> **Required work**
Using the records below, count the lines with "Handout" in them. Give the number only.

=== Records supplied ===

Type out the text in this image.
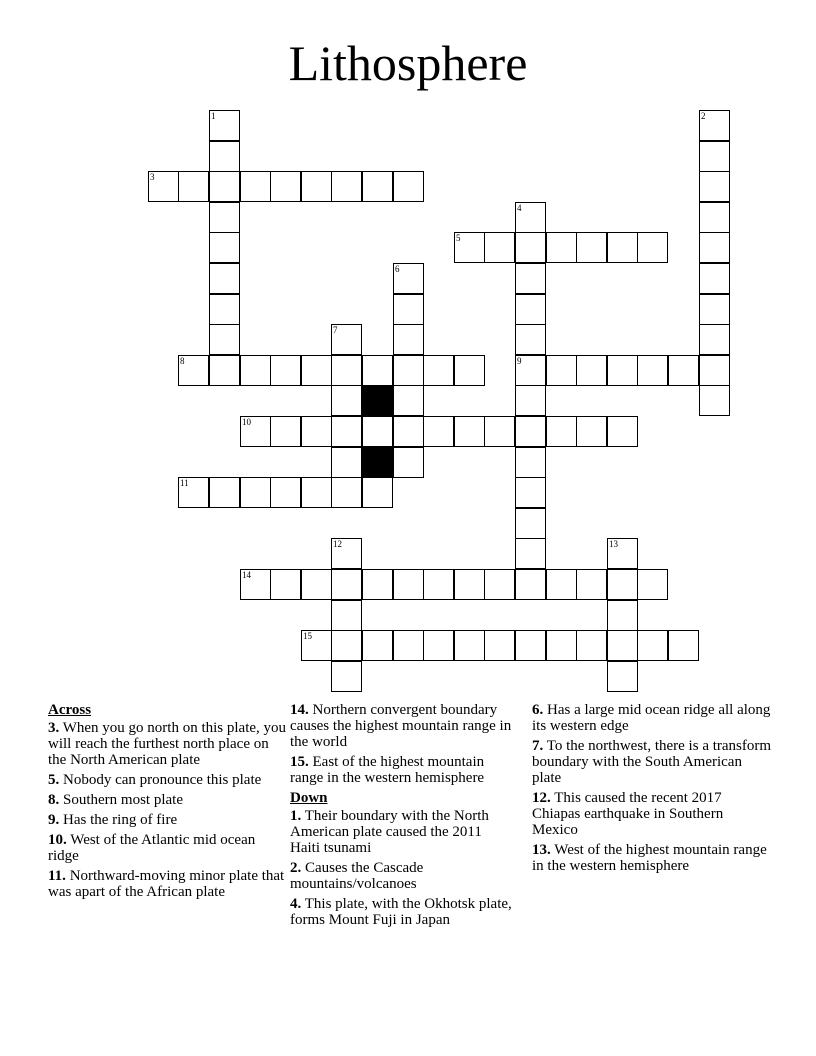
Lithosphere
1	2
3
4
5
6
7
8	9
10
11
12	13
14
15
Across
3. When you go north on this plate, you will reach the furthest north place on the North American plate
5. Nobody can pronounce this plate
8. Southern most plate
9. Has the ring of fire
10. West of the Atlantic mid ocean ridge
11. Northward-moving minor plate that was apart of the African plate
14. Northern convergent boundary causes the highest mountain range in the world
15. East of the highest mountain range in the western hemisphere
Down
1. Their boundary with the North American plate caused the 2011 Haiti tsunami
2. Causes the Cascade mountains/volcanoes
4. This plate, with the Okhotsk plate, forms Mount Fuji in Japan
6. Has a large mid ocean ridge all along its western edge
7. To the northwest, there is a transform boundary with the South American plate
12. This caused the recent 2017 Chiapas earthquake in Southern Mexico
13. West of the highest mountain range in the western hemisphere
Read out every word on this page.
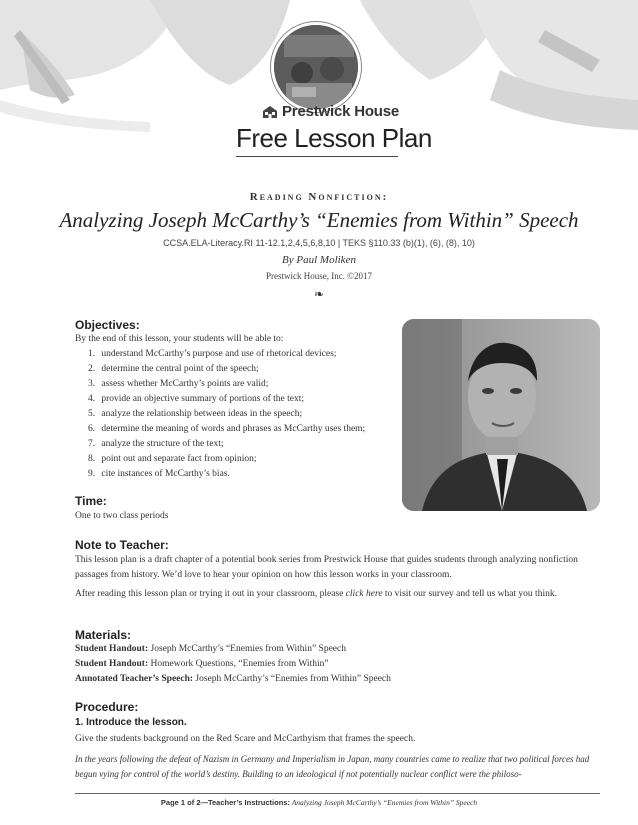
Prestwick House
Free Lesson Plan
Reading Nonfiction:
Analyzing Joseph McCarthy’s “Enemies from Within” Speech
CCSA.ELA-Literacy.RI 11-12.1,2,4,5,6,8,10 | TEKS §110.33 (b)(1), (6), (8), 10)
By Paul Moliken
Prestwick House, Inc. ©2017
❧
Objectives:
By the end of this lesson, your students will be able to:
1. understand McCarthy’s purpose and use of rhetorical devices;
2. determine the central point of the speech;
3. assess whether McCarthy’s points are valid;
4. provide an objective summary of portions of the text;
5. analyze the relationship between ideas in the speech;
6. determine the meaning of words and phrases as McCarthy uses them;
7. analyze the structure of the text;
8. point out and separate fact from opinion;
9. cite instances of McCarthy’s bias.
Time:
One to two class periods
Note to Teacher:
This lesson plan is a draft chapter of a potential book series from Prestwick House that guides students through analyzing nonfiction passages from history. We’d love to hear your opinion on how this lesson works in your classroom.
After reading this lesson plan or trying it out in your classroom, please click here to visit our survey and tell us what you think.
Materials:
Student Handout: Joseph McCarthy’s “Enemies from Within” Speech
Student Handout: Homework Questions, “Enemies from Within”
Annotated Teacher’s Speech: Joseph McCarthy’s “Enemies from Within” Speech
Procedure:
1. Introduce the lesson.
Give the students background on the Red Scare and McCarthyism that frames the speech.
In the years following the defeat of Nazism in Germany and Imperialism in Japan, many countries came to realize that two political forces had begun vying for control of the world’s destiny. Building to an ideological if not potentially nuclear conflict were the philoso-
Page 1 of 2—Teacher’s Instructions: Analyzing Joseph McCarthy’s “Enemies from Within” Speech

===

> **Solution**
2